(EXERCISE DESCRIPTION) Check each line below for "Generic" and report how many have it, nothing else.

(Data records)

◇ ◇ ◇ ◇

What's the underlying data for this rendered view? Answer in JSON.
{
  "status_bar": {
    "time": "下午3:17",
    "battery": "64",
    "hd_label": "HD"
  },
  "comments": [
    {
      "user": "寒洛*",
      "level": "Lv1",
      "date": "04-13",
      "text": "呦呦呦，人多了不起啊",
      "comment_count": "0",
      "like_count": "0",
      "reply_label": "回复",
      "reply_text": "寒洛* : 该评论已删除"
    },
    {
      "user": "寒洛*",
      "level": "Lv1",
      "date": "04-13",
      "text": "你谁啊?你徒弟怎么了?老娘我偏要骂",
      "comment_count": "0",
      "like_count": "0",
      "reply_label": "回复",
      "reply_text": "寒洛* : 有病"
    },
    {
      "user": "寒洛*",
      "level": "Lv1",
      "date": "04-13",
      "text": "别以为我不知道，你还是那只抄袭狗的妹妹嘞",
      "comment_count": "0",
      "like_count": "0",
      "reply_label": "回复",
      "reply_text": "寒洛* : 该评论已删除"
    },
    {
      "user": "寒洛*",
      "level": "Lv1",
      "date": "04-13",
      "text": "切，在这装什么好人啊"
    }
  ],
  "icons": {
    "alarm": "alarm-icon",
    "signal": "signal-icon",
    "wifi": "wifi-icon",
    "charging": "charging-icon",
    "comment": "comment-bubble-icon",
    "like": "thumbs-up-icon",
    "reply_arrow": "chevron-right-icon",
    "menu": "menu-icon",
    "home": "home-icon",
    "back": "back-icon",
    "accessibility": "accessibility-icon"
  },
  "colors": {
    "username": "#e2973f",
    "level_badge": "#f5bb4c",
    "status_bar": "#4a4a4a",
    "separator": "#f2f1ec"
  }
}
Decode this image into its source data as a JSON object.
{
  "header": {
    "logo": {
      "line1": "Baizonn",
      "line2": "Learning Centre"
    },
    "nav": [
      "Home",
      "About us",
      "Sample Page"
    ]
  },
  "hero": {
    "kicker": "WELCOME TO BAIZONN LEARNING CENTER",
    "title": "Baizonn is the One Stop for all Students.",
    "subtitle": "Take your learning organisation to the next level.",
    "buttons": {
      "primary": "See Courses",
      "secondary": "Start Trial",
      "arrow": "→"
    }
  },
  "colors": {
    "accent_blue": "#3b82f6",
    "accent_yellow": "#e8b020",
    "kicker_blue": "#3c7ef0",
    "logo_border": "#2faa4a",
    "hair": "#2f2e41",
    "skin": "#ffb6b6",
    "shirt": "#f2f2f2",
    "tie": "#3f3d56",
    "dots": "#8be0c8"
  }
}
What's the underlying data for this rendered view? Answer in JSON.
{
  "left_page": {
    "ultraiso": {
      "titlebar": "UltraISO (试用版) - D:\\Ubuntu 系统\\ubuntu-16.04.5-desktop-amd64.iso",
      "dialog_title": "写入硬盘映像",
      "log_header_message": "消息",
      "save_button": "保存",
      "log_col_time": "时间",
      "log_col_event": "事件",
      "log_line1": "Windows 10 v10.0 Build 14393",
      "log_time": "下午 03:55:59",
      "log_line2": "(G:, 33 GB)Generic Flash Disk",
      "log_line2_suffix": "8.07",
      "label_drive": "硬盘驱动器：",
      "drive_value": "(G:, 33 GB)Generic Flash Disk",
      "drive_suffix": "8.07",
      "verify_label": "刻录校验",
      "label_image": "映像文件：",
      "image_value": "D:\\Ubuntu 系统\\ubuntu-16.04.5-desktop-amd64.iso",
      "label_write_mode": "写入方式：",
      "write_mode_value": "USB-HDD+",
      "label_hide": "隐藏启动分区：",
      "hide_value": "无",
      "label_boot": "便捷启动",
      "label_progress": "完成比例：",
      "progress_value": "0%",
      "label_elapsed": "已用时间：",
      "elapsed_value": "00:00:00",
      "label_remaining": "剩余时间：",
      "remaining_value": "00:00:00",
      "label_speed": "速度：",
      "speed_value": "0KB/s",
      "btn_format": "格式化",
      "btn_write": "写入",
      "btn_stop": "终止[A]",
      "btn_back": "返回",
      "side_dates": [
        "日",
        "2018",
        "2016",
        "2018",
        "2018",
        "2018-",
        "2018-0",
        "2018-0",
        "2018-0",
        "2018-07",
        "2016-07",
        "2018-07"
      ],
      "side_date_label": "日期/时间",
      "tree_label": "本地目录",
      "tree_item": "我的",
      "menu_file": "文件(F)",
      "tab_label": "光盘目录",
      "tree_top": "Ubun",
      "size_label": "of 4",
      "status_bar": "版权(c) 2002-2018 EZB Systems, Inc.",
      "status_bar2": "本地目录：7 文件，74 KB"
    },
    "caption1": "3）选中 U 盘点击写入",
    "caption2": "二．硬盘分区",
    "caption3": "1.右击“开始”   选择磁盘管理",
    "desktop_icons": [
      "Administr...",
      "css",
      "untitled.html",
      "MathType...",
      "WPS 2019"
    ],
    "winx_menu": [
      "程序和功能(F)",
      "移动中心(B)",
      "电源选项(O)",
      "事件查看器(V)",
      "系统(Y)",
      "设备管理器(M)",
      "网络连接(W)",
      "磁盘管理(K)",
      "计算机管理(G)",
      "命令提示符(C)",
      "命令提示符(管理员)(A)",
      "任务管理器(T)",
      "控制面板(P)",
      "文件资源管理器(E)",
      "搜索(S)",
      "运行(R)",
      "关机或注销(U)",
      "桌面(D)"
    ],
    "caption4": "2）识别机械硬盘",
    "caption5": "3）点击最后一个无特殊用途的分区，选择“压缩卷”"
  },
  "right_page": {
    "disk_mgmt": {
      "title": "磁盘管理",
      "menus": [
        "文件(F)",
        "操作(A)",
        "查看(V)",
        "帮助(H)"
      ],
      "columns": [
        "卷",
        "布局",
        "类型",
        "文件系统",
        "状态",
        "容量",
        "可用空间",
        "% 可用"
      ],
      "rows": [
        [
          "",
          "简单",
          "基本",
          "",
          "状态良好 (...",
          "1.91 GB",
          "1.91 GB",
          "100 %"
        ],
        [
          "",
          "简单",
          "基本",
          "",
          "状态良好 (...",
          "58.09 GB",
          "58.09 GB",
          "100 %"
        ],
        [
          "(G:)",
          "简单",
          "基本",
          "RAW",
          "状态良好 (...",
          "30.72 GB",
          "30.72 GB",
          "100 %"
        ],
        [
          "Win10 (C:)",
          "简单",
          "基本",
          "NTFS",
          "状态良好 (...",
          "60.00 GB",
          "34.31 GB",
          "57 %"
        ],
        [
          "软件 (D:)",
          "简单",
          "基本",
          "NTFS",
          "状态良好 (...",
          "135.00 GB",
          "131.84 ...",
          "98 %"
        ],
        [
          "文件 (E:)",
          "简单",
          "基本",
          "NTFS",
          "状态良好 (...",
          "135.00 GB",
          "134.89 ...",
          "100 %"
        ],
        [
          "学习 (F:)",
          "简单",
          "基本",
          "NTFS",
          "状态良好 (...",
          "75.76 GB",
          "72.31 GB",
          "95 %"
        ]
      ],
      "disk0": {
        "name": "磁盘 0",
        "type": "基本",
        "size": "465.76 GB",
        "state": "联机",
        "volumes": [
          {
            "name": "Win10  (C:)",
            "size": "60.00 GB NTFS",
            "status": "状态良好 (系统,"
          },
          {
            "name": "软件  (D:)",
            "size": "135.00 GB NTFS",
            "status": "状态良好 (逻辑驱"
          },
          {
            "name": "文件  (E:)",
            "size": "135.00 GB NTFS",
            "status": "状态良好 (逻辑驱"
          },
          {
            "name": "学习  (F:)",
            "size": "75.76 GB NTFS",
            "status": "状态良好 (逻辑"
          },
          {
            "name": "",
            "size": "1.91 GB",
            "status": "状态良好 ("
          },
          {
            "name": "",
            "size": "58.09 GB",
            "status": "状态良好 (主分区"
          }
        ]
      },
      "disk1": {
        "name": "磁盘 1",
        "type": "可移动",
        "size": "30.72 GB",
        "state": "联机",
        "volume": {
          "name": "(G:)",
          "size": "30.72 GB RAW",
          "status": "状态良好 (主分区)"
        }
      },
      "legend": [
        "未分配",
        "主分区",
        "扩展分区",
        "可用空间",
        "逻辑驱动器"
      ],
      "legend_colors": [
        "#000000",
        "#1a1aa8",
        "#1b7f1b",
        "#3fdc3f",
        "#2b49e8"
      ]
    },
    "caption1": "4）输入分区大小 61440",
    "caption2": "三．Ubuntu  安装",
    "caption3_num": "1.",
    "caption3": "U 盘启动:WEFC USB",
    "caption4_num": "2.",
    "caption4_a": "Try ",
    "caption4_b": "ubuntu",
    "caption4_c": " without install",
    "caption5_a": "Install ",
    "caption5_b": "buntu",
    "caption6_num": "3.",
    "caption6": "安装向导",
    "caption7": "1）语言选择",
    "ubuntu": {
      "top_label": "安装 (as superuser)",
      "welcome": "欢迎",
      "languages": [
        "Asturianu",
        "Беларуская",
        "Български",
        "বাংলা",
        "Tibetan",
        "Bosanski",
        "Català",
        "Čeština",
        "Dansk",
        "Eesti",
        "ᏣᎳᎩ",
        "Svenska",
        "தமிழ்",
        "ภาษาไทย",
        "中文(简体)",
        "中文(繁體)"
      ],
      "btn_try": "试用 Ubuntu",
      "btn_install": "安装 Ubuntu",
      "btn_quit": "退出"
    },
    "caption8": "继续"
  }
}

◇ ◇ ◇ ◇

(EXERCISE SOLUTION) 2